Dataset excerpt

=-=-=

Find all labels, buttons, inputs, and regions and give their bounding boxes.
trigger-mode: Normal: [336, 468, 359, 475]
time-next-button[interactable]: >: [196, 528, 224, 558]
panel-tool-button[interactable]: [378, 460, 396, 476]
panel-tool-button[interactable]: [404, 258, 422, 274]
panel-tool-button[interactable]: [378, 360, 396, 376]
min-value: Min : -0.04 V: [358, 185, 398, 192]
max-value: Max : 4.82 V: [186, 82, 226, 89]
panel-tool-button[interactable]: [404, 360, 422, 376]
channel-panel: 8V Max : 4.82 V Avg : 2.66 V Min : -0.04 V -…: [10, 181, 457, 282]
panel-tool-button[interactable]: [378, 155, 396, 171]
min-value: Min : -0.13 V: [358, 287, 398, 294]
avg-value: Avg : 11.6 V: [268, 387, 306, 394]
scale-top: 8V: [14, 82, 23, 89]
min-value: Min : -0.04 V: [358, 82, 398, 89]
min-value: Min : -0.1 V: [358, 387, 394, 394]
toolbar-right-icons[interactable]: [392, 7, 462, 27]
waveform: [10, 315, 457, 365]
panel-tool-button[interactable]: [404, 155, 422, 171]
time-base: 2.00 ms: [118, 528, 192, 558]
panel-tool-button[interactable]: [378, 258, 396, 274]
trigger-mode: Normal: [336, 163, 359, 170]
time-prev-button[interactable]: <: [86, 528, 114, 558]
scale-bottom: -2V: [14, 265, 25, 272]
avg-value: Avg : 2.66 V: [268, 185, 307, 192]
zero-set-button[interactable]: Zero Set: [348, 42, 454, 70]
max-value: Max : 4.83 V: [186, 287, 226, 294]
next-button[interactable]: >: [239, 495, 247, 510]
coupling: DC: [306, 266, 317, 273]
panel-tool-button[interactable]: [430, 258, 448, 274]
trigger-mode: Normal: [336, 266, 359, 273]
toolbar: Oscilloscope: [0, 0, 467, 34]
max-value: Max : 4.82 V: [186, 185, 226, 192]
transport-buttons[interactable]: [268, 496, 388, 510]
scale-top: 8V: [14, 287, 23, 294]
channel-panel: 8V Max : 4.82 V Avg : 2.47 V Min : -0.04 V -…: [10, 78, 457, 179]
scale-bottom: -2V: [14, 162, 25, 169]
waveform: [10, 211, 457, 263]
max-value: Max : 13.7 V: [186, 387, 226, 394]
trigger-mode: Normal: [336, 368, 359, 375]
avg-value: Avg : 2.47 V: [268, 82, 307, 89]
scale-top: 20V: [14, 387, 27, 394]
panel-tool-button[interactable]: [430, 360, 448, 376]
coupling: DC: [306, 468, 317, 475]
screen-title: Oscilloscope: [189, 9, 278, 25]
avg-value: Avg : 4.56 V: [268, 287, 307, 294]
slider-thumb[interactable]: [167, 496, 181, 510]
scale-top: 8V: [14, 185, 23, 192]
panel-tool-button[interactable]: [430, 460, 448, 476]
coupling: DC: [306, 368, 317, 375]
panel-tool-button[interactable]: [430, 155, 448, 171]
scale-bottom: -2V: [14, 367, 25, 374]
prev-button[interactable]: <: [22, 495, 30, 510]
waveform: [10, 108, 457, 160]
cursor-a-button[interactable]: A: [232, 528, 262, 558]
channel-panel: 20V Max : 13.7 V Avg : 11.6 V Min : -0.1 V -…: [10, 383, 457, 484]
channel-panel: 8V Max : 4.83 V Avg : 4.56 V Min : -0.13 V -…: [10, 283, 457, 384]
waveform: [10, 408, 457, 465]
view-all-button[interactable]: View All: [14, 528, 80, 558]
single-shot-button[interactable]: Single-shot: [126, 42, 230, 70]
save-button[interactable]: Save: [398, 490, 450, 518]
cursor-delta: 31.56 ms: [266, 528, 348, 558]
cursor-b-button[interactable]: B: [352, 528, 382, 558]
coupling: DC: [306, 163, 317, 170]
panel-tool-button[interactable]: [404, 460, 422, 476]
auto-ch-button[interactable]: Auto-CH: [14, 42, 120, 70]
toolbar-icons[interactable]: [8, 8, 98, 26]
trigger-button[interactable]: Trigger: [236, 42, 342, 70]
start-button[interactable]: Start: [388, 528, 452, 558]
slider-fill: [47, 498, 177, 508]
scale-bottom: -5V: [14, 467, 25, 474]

=-=-=

## PROBLEM DETAILS
Return the lines from the first one through the line containing "panel-tool-button[interactable]: [378, 360, 396, 376]", both included, without any changes.

## TASK SOLUTION
Find all labels, buttons, inputs, and regions and give their bounding boxes.
trigger-mode: Normal: [336, 468, 359, 475]
time-next-button[interactable]: >: [196, 528, 224, 558]
panel-tool-button[interactable]: [378, 460, 396, 476]
panel-tool-button[interactable]: [404, 258, 422, 274]
panel-tool-button[interactable]: [378, 360, 396, 376]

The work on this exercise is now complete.